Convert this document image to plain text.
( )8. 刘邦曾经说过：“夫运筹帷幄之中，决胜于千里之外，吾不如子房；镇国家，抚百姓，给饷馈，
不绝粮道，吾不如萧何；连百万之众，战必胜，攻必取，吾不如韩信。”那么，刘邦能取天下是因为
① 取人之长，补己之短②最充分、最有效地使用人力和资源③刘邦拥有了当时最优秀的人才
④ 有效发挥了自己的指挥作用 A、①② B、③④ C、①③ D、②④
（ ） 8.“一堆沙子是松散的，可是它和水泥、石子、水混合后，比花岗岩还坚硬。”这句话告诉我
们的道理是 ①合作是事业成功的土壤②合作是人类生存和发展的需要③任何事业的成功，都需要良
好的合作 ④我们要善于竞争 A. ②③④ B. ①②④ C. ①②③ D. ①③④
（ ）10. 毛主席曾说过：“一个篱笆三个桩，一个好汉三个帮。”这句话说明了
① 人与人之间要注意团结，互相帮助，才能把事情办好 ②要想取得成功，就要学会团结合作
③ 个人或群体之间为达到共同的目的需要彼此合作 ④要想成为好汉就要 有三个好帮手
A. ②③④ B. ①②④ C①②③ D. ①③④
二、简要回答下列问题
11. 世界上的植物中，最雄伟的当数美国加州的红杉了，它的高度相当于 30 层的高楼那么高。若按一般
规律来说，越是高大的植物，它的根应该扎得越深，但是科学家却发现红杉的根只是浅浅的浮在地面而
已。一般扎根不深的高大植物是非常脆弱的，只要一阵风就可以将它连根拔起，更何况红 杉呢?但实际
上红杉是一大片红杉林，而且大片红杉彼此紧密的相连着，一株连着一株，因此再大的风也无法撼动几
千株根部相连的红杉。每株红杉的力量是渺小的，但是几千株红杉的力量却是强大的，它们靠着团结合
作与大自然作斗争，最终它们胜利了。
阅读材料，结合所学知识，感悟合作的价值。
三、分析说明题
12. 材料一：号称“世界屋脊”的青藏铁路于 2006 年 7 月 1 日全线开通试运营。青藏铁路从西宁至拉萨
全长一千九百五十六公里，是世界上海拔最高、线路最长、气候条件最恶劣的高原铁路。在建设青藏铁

= = = =

- **What you have to do**
Go through the listing and copy all of it exactly.

- **Response for this exercise**
Convert this document image to plain text.
( )8. 刘邦曾经说过：“夫运筹帷幄之中，决胜于千里之外，吾不如子房；镇国家，抚百姓，给饷馈，
不绝粮道，吾不如萧何；连百万之众，战必胜，攻必取，吾不如韩信。”那么，刘邦能取天下是因为
① 取人之长，补己之短②最充分、最有效地使用人力和资源③刘邦拥有了当时最优秀的人才
④ 有效发挥了自己的指挥作用 A、①② B、③④ C、①③ D、②④
（ ） 8.“一堆沙子是松散的，可是它和水泥、石子、水混合后，比花岗岩还坚硬。”这句话告诉我
们的道理是 ①合作是事业成功的土壤②合作是人类生存和发展的需要③任何事业的成功，都需要良
好的合作 ④我们要善于竞争 A. ②③④ B. ①②④ C. ①②③ D. ①③④
（ ）10. 毛主席曾说过：“一个篱笆三个桩，一个好汉三个帮。”这句话说明了
① 人与人之间要注意团结，互相帮助，才能把事情办好 ②要想取得成功，就要学会团结合作
③ 个人或群体之间为达到共同的目的需要彼此合作 ④要想成为好汉就要 有三个好帮手
A. ②③④ B. ①②④ C①②③ D. ①③④
二、简要回答下列问题
11. 世界上的植物中，最雄伟的当数美国加州的红杉了，它的高度相当于 30 层的高楼那么高。若按一般
规律来说，越是高大的植物，它的根应该扎得越深，但是科学家却发现红杉的根只是浅浅的浮在地面而
已。一般扎根不深的高大植物是非常脆弱的，只要一阵风就可以将它连根拔起，更何况红 杉呢?但实际
上红杉是一大片红杉林，而且大片红杉彼此紧密的相连着，一株连着一株，因此再大的风也无法撼动几
千株根部相连的红杉。每株红杉的力量是渺小的，但是几千株红杉的力量却是强大的，它们靠着团结合
作与大自然作斗争，最终它们胜利了。
阅读材料，结合所学知识，感悟合作的价值。
三、分析说明题
12. 材料一：号称“世界屋脊”的青藏铁路于 2006 年 7 月 1 日全线开通试运营。青藏铁路从西宁至拉萨
全长一千九百五十六公里，是世界上海拔最高、线路最长、气候条件最恶劣的高原铁路。在建设青藏铁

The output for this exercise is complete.